[TEXTAUSZUG]
══════════════════════════════
Entscheidungsstichwort (Thema)

Wirtschaftlichkeitsprüfung. Honorarkürzung auf 20 Prozent über dem Fachgruppendurchschnitt. Unwirtschaftlichkeit im Bereich der Übergangszone

 

Orientierungssatz

1. Im Rahmen der Wirtschaftlichkeitsprüfung kann eine Kürzung auch auf nur 20% über dem Fachgruppendurchschnitt in Betracht kommen, wenn es sich um eine sehr homogene Fachgruppe handelt und eventuelle Praxisbesonderheiten vorab herausgerechnet worden sind. Dementsprechend hat das BSG bereits unter bestimmten Voraussetzungen Kürzungen auf ca 30% als rechtmäßig angesehen (vgl BSG vom 6.9.2000 - B 6 KA 24/99 R = SozR 3-2500 § 106 Nr 50).
══════════════════════════════
[VORLIEGENDE DATEN]
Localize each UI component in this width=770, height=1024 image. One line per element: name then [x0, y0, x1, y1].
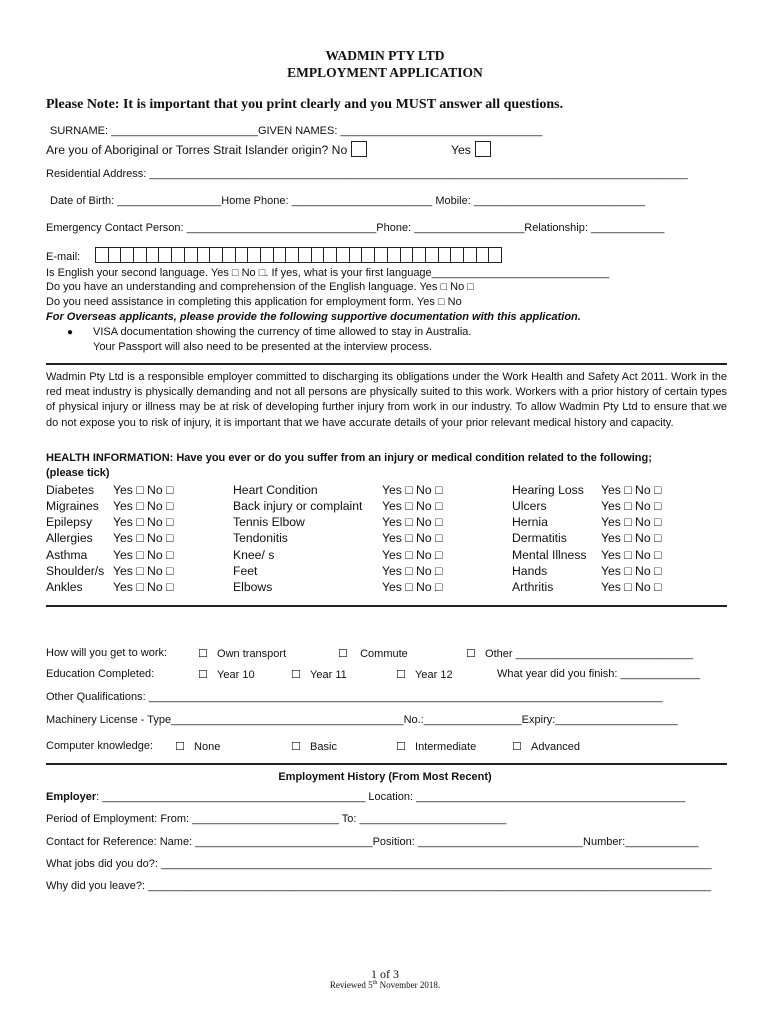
══════════════════════════════
[WAS ZU TUN IST]
1. Übernimm aus dem Textauszug wortgetreu den Abschnitt zwischen „Entscheidungsstichwort (Thema)“ und „106 Nr 50).“, beide eingeschlossen.
2. Unter welchen Voraussetzungen kann laut Textauszug eine Kürzung auf nur 20 % über dem Fachgruppendurchschnitt in Betracht kommen?
Stütze dich dabei nur auf den Textauszug.

[ERGEBNISSE]
1.
Entscheidungsstichwort (Thema)

Wirtschaftlichkeitsprüfung. Honorarkürzung auf 20 Prozent über dem Fachgruppendurchschnitt. Unwirtschaftlichkeit im Bereich der Übergangszone

 

Orientierungssatz

1. Im Rahmen der Wirtschaftlichkeitsprüfung kann eine Kürzung auch auf nur 20% über dem Fachgruppendurchschnitt in Betracht kommen, wenn es sich um eine sehr homogene Fachgruppe handelt und eventuelle Praxisbesonderheiten vorab herausgerechnet worden sind. Dementsprechend hat das BSG bereits unter bestimmten Voraussetzungen Kürzungen auf ca 30% als rechtmäßig angesehen (vgl BSG vom 6.9.2000 - B 6 KA 24/99 R = SozR 3-2500 § 106 Nr 50).

2. Wenn es sich um eine sehr homogene Fachgruppe handelt und eventuelle Praxisbesonderheiten vorab herausgerechnet worden sind.